Recorded data
----------------------------------------

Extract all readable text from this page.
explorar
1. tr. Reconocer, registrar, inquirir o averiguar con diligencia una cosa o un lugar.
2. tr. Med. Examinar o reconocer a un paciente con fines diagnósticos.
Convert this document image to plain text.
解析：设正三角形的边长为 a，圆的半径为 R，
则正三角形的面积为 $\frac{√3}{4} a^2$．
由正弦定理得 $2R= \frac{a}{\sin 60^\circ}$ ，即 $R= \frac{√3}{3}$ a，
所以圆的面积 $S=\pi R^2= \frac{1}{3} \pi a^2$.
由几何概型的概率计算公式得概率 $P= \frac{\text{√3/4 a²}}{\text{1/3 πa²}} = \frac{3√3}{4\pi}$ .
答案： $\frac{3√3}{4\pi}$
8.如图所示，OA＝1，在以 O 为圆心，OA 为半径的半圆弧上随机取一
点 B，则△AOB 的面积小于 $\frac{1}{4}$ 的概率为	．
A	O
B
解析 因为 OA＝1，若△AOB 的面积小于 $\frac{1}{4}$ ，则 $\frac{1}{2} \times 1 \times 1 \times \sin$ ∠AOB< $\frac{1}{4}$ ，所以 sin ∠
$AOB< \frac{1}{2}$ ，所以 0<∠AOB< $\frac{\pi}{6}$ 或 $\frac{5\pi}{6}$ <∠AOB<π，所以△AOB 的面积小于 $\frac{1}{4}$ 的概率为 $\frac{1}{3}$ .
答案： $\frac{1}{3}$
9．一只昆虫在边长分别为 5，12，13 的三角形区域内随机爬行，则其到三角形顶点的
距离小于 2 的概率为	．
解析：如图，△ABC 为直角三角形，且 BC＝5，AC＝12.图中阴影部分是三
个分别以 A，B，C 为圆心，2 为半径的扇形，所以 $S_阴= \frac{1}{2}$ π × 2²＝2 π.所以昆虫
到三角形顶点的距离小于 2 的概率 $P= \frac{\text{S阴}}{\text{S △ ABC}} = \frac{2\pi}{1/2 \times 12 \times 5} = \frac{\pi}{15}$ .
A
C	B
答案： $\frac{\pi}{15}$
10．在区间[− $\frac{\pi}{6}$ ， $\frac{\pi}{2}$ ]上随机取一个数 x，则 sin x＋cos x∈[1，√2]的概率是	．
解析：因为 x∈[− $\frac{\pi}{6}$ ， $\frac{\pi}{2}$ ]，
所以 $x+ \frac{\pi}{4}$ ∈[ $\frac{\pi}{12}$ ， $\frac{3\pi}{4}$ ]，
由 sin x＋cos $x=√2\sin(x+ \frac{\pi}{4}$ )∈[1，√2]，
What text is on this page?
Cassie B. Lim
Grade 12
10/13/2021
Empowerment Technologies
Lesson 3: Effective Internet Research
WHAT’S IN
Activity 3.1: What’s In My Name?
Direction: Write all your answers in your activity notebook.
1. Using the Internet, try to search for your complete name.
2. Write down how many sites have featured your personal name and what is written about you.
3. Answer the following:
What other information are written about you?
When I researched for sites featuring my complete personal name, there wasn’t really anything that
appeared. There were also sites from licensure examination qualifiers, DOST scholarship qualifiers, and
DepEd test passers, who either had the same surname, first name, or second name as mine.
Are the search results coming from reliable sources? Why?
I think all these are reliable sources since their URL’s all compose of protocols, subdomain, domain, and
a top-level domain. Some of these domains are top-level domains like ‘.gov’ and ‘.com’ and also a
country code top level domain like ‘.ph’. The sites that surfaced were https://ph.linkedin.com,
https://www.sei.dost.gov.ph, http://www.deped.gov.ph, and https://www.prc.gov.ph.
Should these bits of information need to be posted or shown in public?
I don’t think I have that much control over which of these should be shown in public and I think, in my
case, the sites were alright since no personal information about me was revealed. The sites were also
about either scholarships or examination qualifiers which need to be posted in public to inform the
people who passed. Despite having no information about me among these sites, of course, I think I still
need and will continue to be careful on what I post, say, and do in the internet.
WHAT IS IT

----------------------------------------

**SET EXERCISE**
Read the lines above. Gather those in which the string "level" is found.

**ANSWER TO THIS TASK**
a top-level domain. Some of these domains are top-level domains like ‘.gov’ and ‘.com’ and also a
country code top level domain like ‘.ph’. The sites that surfaced were https://ph.linkedin.com,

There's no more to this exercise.